BEGIN Given data

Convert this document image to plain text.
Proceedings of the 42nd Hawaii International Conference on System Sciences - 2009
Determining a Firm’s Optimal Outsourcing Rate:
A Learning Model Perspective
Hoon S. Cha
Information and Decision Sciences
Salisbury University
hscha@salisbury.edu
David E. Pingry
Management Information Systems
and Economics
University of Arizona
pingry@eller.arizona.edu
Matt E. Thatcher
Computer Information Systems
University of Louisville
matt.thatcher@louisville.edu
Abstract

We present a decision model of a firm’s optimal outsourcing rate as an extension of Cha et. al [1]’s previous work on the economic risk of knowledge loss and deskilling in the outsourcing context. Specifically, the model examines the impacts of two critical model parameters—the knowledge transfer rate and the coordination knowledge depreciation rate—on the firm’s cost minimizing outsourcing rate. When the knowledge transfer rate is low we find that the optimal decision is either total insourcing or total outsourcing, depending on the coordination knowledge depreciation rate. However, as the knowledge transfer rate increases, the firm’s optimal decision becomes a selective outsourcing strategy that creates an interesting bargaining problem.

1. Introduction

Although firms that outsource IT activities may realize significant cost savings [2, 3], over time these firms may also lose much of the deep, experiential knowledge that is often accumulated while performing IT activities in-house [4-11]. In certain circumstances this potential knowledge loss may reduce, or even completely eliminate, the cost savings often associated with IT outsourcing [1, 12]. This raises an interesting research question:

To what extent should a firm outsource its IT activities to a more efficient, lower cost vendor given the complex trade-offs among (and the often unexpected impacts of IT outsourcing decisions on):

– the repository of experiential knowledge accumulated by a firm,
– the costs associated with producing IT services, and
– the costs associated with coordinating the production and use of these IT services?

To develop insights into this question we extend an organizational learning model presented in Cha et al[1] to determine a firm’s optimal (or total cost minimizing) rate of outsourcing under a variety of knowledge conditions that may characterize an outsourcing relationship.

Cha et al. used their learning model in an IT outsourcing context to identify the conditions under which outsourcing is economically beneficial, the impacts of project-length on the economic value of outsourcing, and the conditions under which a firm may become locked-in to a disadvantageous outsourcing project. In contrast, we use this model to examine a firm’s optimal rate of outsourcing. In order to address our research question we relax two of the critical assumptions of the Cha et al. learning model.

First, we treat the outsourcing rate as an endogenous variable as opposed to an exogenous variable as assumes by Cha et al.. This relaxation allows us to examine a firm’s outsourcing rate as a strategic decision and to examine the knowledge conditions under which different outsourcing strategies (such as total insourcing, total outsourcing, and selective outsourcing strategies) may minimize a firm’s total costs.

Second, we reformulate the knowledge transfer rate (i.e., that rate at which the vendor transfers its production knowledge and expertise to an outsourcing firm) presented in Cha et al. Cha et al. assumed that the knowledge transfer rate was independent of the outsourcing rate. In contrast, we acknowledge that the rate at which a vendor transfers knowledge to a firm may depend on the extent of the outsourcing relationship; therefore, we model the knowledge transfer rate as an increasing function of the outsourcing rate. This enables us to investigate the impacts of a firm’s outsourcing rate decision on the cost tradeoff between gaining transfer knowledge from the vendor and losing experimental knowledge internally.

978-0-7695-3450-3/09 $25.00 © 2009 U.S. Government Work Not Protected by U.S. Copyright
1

END Given data

Write out the entries above once more, without altering anything.

_Result for this task:_
Convert this document image to plain text.
Proceedings of the 42nd Hawaii International Conference on System Sciences - 2009
Determining a Firm’s Optimal Outsourcing Rate:
A Learning Model Perspective
Hoon S. Cha
Information and Decision Sciences
Salisbury University
hscha@salisbury.edu
David E. Pingry
Management Information Systems
and Economics
University of Arizona
pingry@eller.arizona.edu
Matt E. Thatcher
Computer Information Systems
University of Louisville
matt.thatcher@louisville.edu
Abstract

We present a decision model of a firm’s optimal outsourcing rate as an extension of Cha et. al [1]’s previous work on the economic risk of knowledge loss and deskilling in the outsourcing context. Specifically, the model examines the impacts of two critical model parameters—the knowledge transfer rate and the coordination knowledge depreciation rate—on the firm’s cost minimizing outsourcing rate. When the knowledge transfer rate is low we find that the optimal decision is either total insourcing or total outsourcing, depending on the coordination knowledge depreciation rate. However, as the knowledge transfer rate increases, the firm’s optimal decision becomes a selective outsourcing strategy that creates an interesting bargaining problem.

1. Introduction

Although firms that outsource IT activities may realize significant cost savings [2, 3], over time these firms may also lose much of the deep, experiential knowledge that is often accumulated while performing IT activities in-house [4-11]. In certain circumstances this potential knowledge loss may reduce, or even completely eliminate, the cost savings often associated with IT outsourcing [1, 12]. This raises an interesting research question:

To what extent should a firm outsource its IT activities to a more efficient, lower cost vendor given the complex trade-offs among (and the often unexpected impacts of IT outsourcing decisions on):

– the repository of experiential knowledge accumulated by a firm,
– the costs associated with producing IT services, and
– the costs associated with coordinating the production and use of these IT services?

To develop insights into this question we extend an organizational learning model presented in Cha et al[1] to determine a firm’s optimal (or total cost minimizing) rate of outsourcing under a variety of knowledge conditions that may characterize an outsourcing relationship.

Cha et al. used their learning model in an IT outsourcing context to identify the conditions under which outsourcing is economically beneficial, the impacts of project-length on the economic value of outsourcing, and the conditions under which a firm may become locked-in to a disadvantageous outsourcing project. In contrast, we use this model to examine a firm’s optimal rate of outsourcing. In order to address our research question we relax two of the critical assumptions of the Cha et al. learning model.

First, we treat the outsourcing rate as an endogenous variable as opposed to an exogenous variable as assumes by Cha et al.. This relaxation allows us to examine a firm’s outsourcing rate as a strategic decision and to examine the knowledge conditions under which different outsourcing strategies (such as total insourcing, total outsourcing, and selective outsourcing strategies) may minimize a firm’s total costs.

Second, we reformulate the knowledge transfer rate (i.e., that rate at which the vendor transfers its production knowledge and expertise to an outsourcing firm) presented in Cha et al. Cha et al. assumed that the knowledge transfer rate was independent of the outsourcing rate. In contrast, we acknowledge that the rate at which a vendor transfers knowledge to a firm may depend on the extent of the outsourcing relationship; therefore, we model the knowledge transfer rate as an increasing function of the outsourcing rate. This enables us to investigate the impacts of a firm’s outsourcing rate decision on the cost tradeoff between gaining transfer knowledge from the vendor and losing experimental knowledge internally.

978-0-7695-3450-3/09 $25.00 © 2009 U.S. Government Work Not Protected by U.S. Copyright
1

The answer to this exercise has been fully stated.